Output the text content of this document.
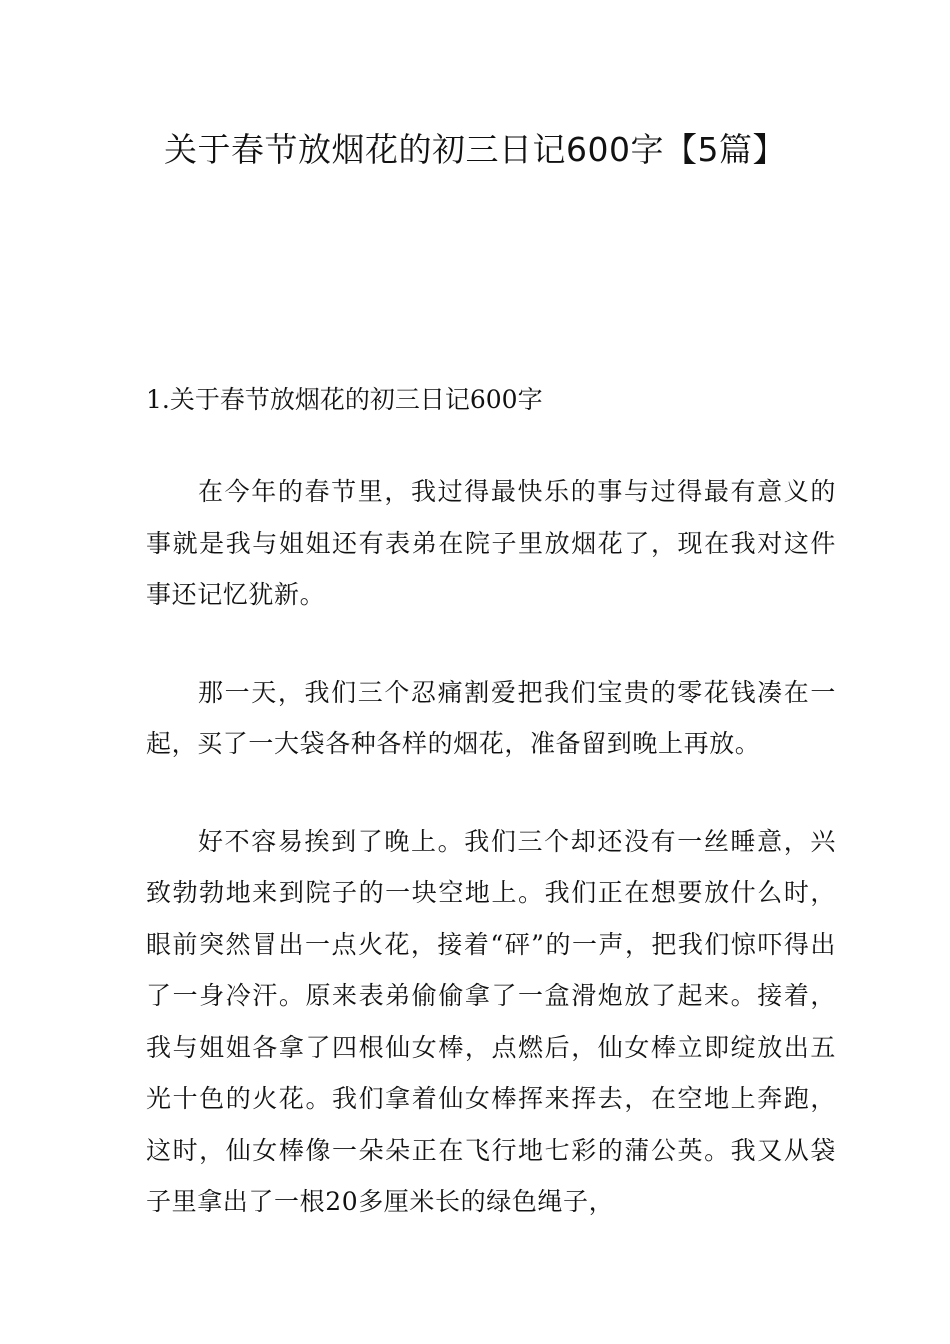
关于春节放烟花的初三日记600字【5篇】
1.关于春节放烟花的初三日记600字

在今年的春节里，我过得最快乐的事与过得最有意义的事就是我与姐姐还有表弟在院子里放烟花了，现在我对这件事还记忆犹新。

那一天，我们三个忍痛割爱把我们宝贵的零花钱凑在一起，买了一大袋各种各样的烟花，准备留到晚上再放。

好不容易挨到了晚上。我们三个却还没有一丝睡意，兴致勃勃地来到院子的一块空地上。我们正在想要放什么时，眼前突然冒出一点火花，接着“砰”的一声，把我们惊吓得出了一身冷汗。原来表弟偷偷拿了一盒滑炮放了起来。接着，我与姐姐各拿了四根仙女棒，点燃后，仙女棒立即绽放出五光十色的火花。我们拿着仙女棒挥来挥去，在空地上奔跑，这时，仙女棒像一朵朵正在飞行地七彩的蒲公英。我又从袋子里拿出了一根20多厘米长的绿色绳子，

================================

# Exercise goal
Transcribe the whole listing exactly. Pictures are excluded.

# Written solution
Output the text content of this document.
关于春节放烟花的初三日记600字【5篇】
1.关于春节放烟花的初三日记600字

在今年的春节里，我过得最快乐的事与过得最有意义的事就是我与姐姐还有表弟在院子里放烟花了，现在我对这件事还记忆犹新。

那一天，我们三个忍痛割爱把我们宝贵的零花钱凑在一起，买了一大袋各种各样的烟花，准备留到晚上再放。

好不容易挨到了晚上。我们三个却还没有一丝睡意，兴致勃勃地来到院子的一块空地上。我们正在想要放什么时，眼前突然冒出一点火花，接着“砰”的一声，把我们惊吓得出了一身冷汗。原来表弟偷偷拿了一盒滑炮放了起来。接着，我与姐姐各拿了四根仙女棒，点燃后，仙女棒立即绽放出五光十色的火花。我们拿着仙女棒挥来挥去，在空地上奔跑，这时，仙女棒像一朵朵正在飞行地七彩的蒲公英。我又从袋子里拿出了一根20多厘米长的绿色绳子，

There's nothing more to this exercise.